* _Your objective_:
Only a number is wanted: how many lines in the records below contain "thuộc"?

* _Data lines_:
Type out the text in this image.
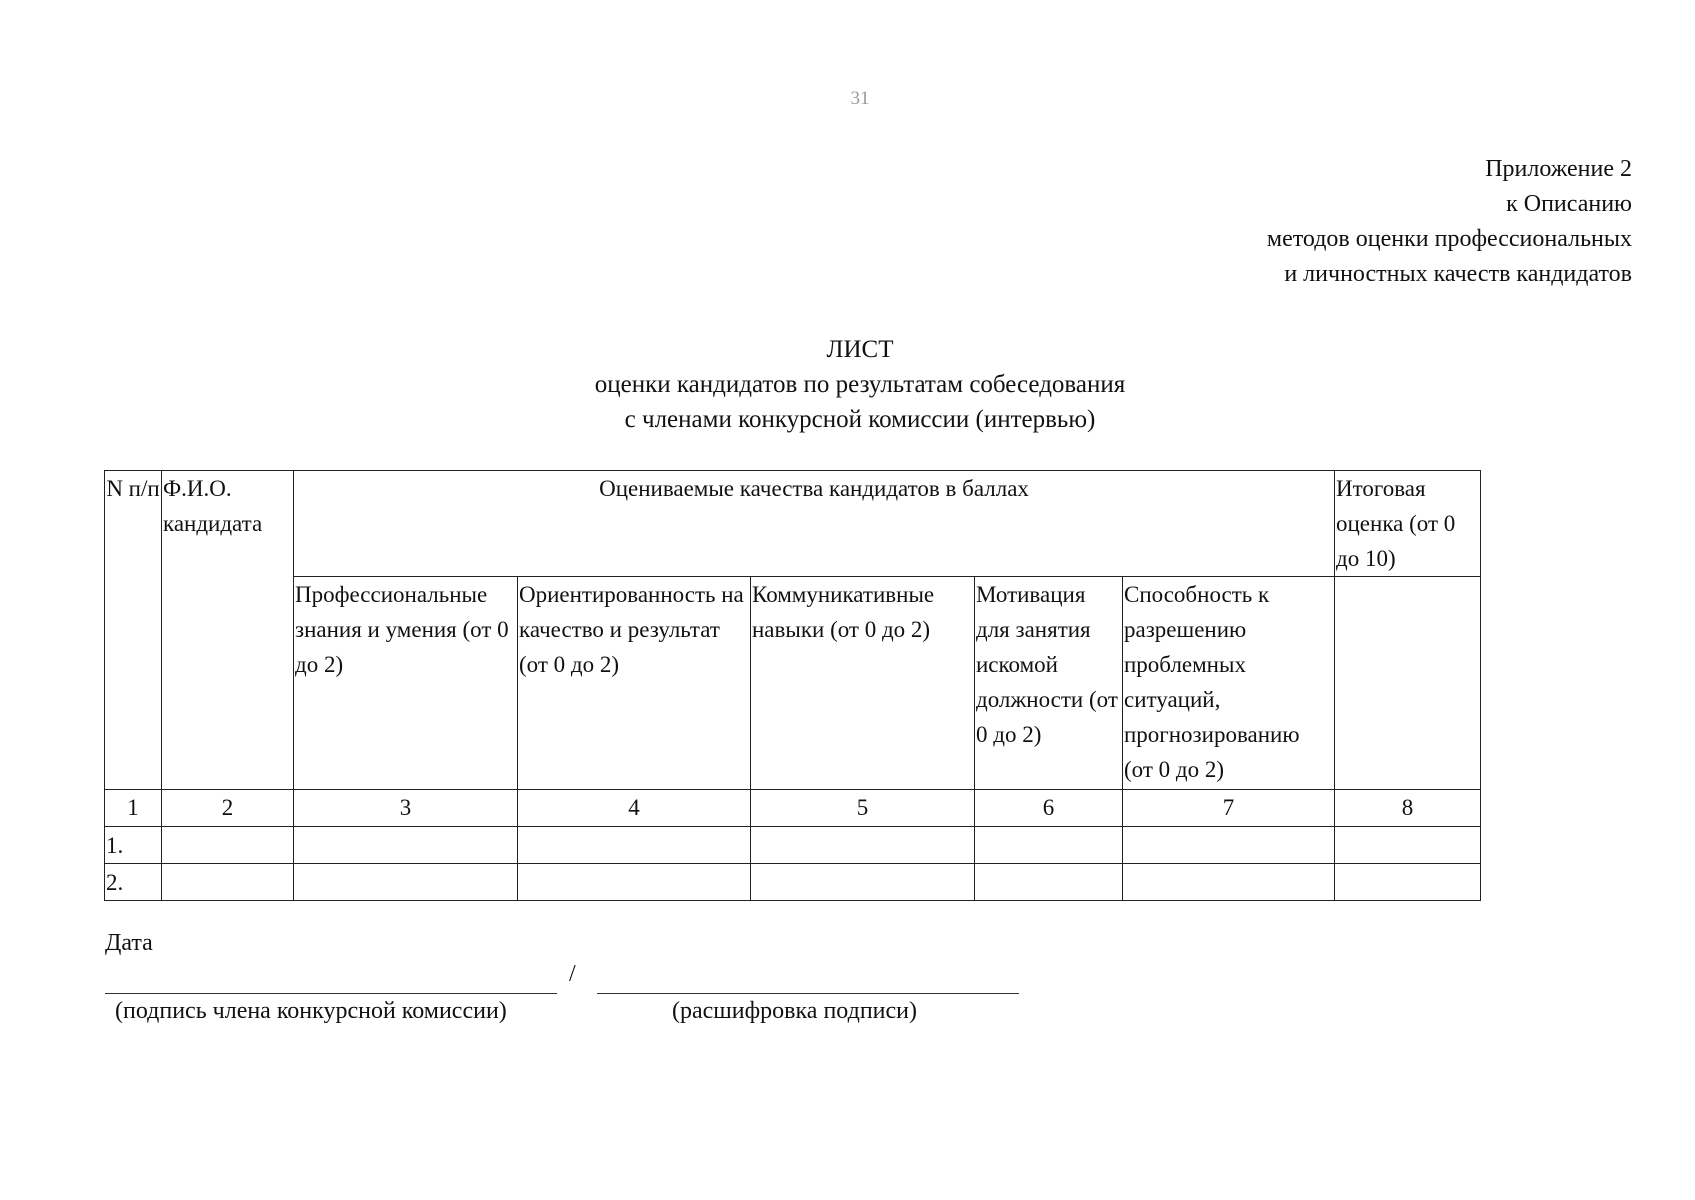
31
Приложение 2
к Описанию
методов оценки профессиональных
и личностных качеств кандидатов
ЛИСТ
оценки кандидатов по результатам собеседования
с членами конкурсной комиссии (интервью)
N п/п	Ф.И.О. кандидата	Оцениваемые качества кандидатов в баллах					Итоговая оценка (от 0 до 10)
		Профессиональные знания и умения (от 0 до 2)	Ориентированность на качество и результат (от 0 до 2)	Коммуникативные навыки (от 0 до 2)	Мотивация для занятия искомой должности (от 0 до 2)	Способность к разрешению проблемных ситуаций, прогнозированию (от 0 до 2)	
1	2	3	4	5	6	7	8
1.							
2.							
Дата
/
(подпись члена конкурсной комиссии)	(расшифровка подписи)
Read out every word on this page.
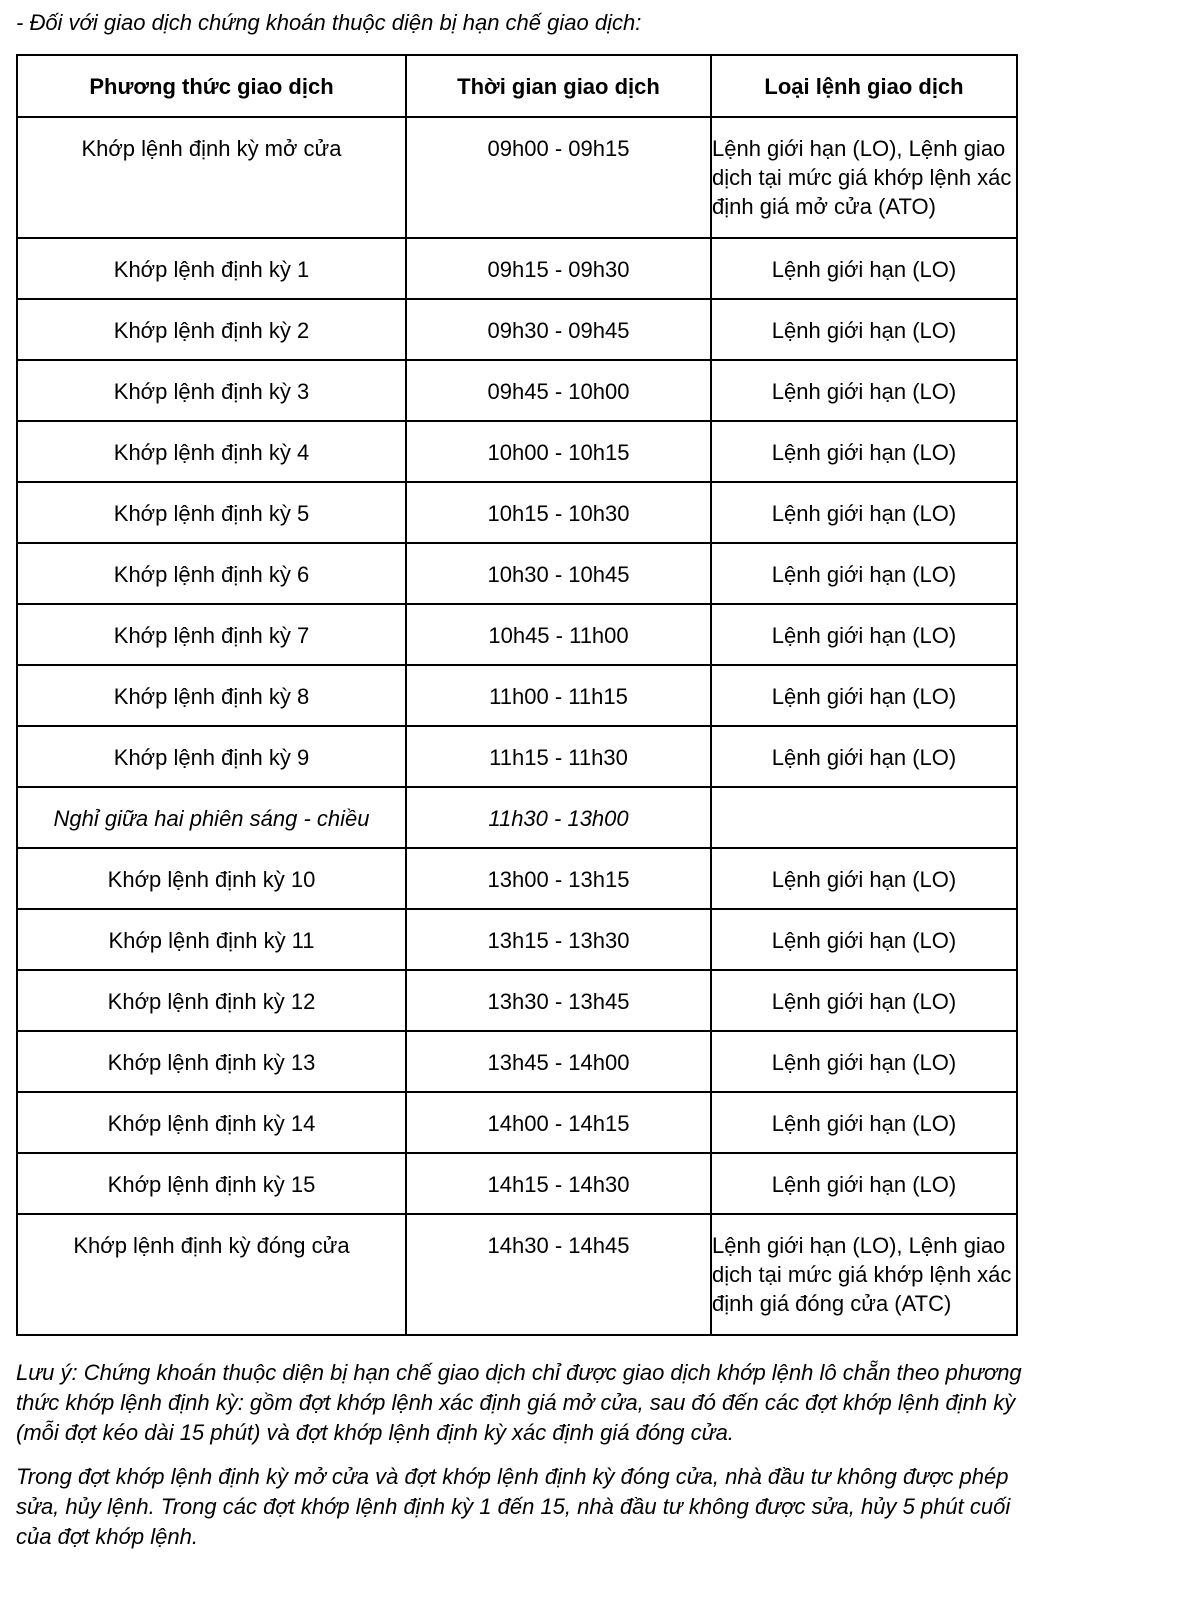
- Đối với giao dịch chứng khoán thuộc diện bị hạn chế giao dịch:
Phương thức giao dịch	Thời gian giao dịch	Loại lệnh giao dịch
Khớp lệnh định kỳ mở cửa	09h00 - 09h15	Lệnh giới hạn (LO), Lệnh giao dịch tại mức giá khớp lệnh xác định giá mở cửa (ATO)
Khớp lệnh định kỳ 1	09h15 - 09h30	Lệnh giới hạn (LO)
Khớp lệnh định kỳ 2	09h30 - 09h45	Lệnh giới hạn (LO)
Khớp lệnh định kỳ 3	09h45 - 10h00	Lệnh giới hạn (LO)
Khớp lệnh định kỳ 4	10h00 - 10h15	Lệnh giới hạn (LO)
Khớp lệnh định kỳ 5	10h15 - 10h30	Lệnh giới hạn (LO)
Khớp lệnh định kỳ 6	10h30 - 10h45	Lệnh giới hạn (LO)
Khớp lệnh định kỳ 7	10h45 - 11h00	Lệnh giới hạn (LO)
Khớp lệnh định kỳ 8	11h00 - 11h15	Lệnh giới hạn (LO)
Khớp lệnh định kỳ 9	11h15 - 11h30	Lệnh giới hạn (LO)
Nghỉ giữa hai phiên sáng - chiều	11h30 - 13h00	
Khớp lệnh định kỳ 10	13h00 - 13h15	Lệnh giới hạn (LO)
Khớp lệnh định kỳ 11	13h15 - 13h30	Lệnh giới hạn (LO)
Khớp lệnh định kỳ 12	13h30 - 13h45	Lệnh giới hạn (LO)
Khớp lệnh định kỳ 13	13h45 - 14h00	Lệnh giới hạn (LO)
Khớp lệnh định kỳ 14	14h00 - 14h15	Lệnh giới hạn (LO)
Khớp lệnh định kỳ 15	14h15 - 14h30	Lệnh giới hạn (LO)
Khớp lệnh định kỳ đóng cửa	14h30 - 14h45	Lệnh giới hạn (LO), Lệnh giao dịch tại mức giá khớp lệnh xác định giá đóng cửa (ATC)

Lưu ý: Chứng khoán thuộc diện bị hạn chế giao dịch chỉ được giao dịch khớp lệnh lô chẵn theo phương thức khớp lệnh định kỳ: gồm đợt khớp lệnh xác định giá mở cửa, sau đó đến các đợt khớp lệnh định kỳ (mỗi đợt kéo dài 15 phút) và đợt khớp lệnh định kỳ xác định giá đóng cửa.

Trong đợt khớp lệnh định kỳ mở cửa và đợt khớp lệnh định kỳ đóng cửa, nhà đầu tư không được phép sửa, hủy lệnh. Trong các đợt khớp lệnh định kỳ 1 đến 15, nhà đầu tư không được sửa, hủy 5 phút cuối của đợt khớp lệnh.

* _Task answer_:
2